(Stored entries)
>> Start

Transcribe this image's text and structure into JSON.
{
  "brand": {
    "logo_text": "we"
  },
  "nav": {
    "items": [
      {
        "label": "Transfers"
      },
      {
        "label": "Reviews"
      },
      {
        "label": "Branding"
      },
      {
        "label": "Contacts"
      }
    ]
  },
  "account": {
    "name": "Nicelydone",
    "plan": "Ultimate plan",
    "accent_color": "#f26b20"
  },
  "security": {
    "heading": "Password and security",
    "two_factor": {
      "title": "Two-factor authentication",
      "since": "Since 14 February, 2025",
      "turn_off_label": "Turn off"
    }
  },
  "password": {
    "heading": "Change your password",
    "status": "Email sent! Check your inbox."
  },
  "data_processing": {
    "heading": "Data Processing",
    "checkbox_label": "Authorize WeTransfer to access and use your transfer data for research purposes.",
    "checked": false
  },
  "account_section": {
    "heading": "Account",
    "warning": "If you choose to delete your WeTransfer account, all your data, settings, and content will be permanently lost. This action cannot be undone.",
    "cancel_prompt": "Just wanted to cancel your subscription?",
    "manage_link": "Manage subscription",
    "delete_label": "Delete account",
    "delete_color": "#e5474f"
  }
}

>> End

Problem to solve: Output every entry shown above, exactly.

Solution to this exercise:
Transcribe this image's text and structure into JSON.
{
  "brand": {
    "logo_text": "we"
  },
  "nav": {
    "items": [
      {
        "label": "Transfers"
      },
      {
        "label": "Reviews"
      },
      {
        "label": "Branding"
      },
      {
        "label": "Contacts"
      }
    ]
  },
  "account": {
    "name": "Nicelydone",
    "plan": "Ultimate plan",
    "accent_color": "#f26b20"
  },
  "security": {
    "heading": "Password and security",
    "two_factor": {
      "title": "Two-factor authentication",
      "since": "Since 14 February, 2025",
      "turn_off_label": "Turn off"
    }
  },
  "password": {
    "heading": "Change your password",
    "status": "Email sent! Check your inbox."
  },
  "data_processing": {
    "heading": "Data Processing",
    "checkbox_label": "Authorize WeTransfer to access and use your transfer data for research purposes.",
    "checked": false
  },
  "account_section": {
    "heading": "Account",
    "warning": "If you choose to delete your WeTransfer account, all your data, settings, and content will be permanently lost. This action cannot be undone.",
    "cancel_prompt": "Just wanted to cancel your subscription?",
    "manage_link": "Manage subscription",
    "delete_label": "Delete account",
    "delete_color": "#e5474f"
  }
}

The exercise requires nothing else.